SHORT TASK:
The records that follow need to be output exactly as they are.

INFORMATION SUPPLIED:
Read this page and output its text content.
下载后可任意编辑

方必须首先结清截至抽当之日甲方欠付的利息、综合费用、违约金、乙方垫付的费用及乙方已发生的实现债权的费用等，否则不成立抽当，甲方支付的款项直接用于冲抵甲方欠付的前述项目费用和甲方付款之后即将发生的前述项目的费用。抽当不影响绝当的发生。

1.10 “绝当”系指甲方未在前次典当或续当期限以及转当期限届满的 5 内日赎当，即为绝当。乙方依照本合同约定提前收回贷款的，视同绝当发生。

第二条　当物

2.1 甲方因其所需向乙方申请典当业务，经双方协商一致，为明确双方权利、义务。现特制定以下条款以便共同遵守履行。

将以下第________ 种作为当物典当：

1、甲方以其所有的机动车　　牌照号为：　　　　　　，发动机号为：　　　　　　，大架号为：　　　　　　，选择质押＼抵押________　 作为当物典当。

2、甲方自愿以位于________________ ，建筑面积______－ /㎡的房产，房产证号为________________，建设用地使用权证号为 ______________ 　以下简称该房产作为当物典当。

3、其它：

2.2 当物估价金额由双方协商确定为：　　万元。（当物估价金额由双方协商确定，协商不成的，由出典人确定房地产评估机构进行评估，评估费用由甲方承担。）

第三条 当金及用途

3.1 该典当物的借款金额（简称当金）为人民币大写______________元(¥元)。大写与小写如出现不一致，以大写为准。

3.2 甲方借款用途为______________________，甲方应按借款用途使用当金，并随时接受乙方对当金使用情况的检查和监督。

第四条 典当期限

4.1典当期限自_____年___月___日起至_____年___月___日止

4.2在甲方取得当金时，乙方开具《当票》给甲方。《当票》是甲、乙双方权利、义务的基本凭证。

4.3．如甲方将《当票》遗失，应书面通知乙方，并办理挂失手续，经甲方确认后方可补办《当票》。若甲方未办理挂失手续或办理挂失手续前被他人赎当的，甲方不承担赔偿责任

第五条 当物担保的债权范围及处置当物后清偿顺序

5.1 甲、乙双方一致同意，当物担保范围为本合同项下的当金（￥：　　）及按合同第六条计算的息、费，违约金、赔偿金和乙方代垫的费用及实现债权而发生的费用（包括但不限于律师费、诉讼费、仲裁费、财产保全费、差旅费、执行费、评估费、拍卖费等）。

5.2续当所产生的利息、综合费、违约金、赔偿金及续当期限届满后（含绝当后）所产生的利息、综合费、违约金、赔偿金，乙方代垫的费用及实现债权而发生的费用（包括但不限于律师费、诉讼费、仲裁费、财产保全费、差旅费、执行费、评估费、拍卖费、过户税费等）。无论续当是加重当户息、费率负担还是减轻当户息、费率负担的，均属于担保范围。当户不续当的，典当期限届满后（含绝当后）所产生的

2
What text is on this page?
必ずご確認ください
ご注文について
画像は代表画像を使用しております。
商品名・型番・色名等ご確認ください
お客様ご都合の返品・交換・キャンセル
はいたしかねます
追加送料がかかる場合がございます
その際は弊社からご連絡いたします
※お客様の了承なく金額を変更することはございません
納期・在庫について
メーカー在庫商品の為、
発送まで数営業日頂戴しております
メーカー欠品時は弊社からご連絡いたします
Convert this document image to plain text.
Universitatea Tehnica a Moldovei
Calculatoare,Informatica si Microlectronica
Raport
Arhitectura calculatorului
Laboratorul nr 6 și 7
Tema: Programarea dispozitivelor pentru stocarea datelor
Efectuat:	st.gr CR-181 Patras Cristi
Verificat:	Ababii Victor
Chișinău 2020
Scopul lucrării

SOLUTION:
Read this page and output its text content.
下载后可任意编辑

方必须首先结清截至抽当之日甲方欠付的利息、综合费用、违约金、乙方垫付的费用及乙方已发生的实现债权的费用等，否则不成立抽当，甲方支付的款项直接用于冲抵甲方欠付的前述项目费用和甲方付款之后即将发生的前述项目的费用。抽当不影响绝当的发生。

1.10 “绝当”系指甲方未在前次典当或续当期限以及转当期限届满的 5 内日赎当，即为绝当。乙方依照本合同约定提前收回贷款的，视同绝当发生。

第二条　当物

2.1 甲方因其所需向乙方申请典当业务，经双方协商一致，为明确双方权利、义务。现特制定以下条款以便共同遵守履行。

将以下第________ 种作为当物典当：

1、甲方以其所有的机动车　　牌照号为：　　　　　　，发动机号为：　　　　　　，大架号为：　　　　　　，选择质押＼抵押________　 作为当物典当。

2、甲方自愿以位于________________ ，建筑面积______－ /㎡的房产，房产证号为________________，建设用地使用权证号为 ______________ 　以下简称该房产作为当物典当。

3、其它：

2.2 当物估价金额由双方协商确定为：　　万元。（当物估价金额由双方协商确定，协商不成的，由出典人确定房地产评估机构进行评估，评估费用由甲方承担。）

第三条 当金及用途

3.1 该典当物的借款金额（简称当金）为人民币大写______________元(¥元)。大写与小写如出现不一致，以大写为准。

3.2 甲方借款用途为______________________，甲方应按借款用途使用当金，并随时接受乙方对当金使用情况的检查和监督。

第四条 典当期限

4.1典当期限自_____年___月___日起至_____年___月___日止

4.2在甲方取得当金时，乙方开具《当票》给甲方。《当票》是甲、乙双方权利、义务的基本凭证。

4.3．如甲方将《当票》遗失，应书面通知乙方，并办理挂失手续，经甲方确认后方可补办《当票》。若甲方未办理挂失手续或办理挂失手续前被他人赎当的，甲方不承担赔偿责任

第五条 当物担保的债权范围及处置当物后清偿顺序

5.1 甲、乙双方一致同意，当物担保范围为本合同项下的当金（￥：　　）及按合同第六条计算的息、费，违约金、赔偿金和乙方代垫的费用及实现债权而发生的费用（包括但不限于律师费、诉讼费、仲裁费、财产保全费、差旅费、执行费、评估费、拍卖费等）。

5.2续当所产生的利息、综合费、违约金、赔偿金及续当期限届满后（含绝当后）所产生的利息、综合费、违约金、赔偿金，乙方代垫的费用及实现债权而发生的费用（包括但不限于律师费、诉讼费、仲裁费、财产保全费、差旅费、执行费、评估费、拍卖费、过户税费等）。无论续当是加重当户息、费率负担还是减轻当户息、费率负担的，均属于担保范围。当户不续当的，典当期限届满后（含绝当后）所产生的

2
What text is on this page?
必ずご確認ください
ご注文について
画像は代表画像を使用しております。
商品名・型番・色名等ご確認ください
お客様ご都合の返品・交換・キャンセル
はいたしかねます
追加送料がかかる場合がございます
その際は弊社からご連絡いたします
※お客様の了承なく金額を変更することはございません
納期・在庫について
メーカー在庫商品の為、
発送まで数営業日頂戴しております
メーカー欠品時は弊社からご連絡いたします
Convert this document image to plain text.
Universitatea Tehnica a Moldovei
Calculatoare,Informatica si Microlectronica
Raport
Arhitectura calculatorului
Laboratorul nr 6 și 7
Tema: Programarea dispozitivelor pentru stocarea datelor
Efectuat:	st.gr CR-181 Patras Cristi
Verificat:	Ababii Victor
Chișinău 2020
Scopul lucrării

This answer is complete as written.